Start of Provided data

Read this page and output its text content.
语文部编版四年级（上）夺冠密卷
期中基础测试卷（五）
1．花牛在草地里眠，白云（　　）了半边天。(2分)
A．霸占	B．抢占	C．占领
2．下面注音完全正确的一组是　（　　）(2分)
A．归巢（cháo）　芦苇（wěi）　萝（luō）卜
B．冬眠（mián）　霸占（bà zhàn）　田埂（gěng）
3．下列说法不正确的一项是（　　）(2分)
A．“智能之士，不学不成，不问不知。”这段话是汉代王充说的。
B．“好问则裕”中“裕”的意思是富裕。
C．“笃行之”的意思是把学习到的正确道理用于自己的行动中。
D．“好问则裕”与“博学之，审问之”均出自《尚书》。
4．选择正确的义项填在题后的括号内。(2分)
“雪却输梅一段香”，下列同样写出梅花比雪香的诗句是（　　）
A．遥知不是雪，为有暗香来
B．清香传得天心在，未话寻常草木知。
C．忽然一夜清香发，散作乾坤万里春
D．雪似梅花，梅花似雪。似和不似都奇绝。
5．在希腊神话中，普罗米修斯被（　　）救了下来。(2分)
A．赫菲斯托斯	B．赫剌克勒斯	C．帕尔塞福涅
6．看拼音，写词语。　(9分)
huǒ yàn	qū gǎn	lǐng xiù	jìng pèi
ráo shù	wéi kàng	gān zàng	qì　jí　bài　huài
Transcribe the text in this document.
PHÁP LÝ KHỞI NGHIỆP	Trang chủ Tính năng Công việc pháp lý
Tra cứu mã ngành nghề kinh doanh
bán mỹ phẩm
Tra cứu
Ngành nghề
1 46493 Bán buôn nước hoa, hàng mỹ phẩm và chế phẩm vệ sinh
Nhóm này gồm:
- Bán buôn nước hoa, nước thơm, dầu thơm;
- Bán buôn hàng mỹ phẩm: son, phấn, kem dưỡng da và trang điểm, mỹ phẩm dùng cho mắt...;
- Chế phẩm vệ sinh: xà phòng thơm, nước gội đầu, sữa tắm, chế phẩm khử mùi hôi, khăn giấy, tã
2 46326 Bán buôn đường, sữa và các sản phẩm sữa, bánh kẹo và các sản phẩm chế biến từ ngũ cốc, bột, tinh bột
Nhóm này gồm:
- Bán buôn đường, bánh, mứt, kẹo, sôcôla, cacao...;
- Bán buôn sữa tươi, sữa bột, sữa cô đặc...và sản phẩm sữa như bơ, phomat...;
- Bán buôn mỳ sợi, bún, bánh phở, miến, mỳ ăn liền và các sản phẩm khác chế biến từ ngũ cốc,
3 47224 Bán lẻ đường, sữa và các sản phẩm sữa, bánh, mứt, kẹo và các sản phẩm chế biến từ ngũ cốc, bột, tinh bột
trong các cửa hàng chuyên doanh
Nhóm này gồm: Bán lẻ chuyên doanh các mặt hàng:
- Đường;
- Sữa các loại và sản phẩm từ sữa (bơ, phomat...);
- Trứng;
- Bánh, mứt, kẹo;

End of Provided data

Required work: Note every line above where the string "buôn" shows up, and copy those lines.

Written solution:
1 46493 Bán buôn nước hoa, hàng mỹ phẩm và chế phẩm vệ sinh
- Bán buôn nước hoa, nước thơm, dầu thơm;
- Bán buôn hàng mỹ phẩm: son, phấn, kem dưỡng da và trang điểm, mỹ phẩm dùng cho mắt...;
2 46326 Bán buôn đường, sữa và các sản phẩm sữa, bánh kẹo và các sản phẩm chế biến từ ngũ cốc, bột, tinh bột
- Bán buôn đường, bánh, mứt, kẹo, sôcôla, cacao...;
- Bán buôn sữa tươi, sữa bột, sữa cô đặc...và sản phẩm sữa như bơ, phomat...;
- Bán buôn mỳ sợi, bún, bánh phở, miến, mỳ ăn liền và các sản phẩm khác chế biến từ ngũ cốc,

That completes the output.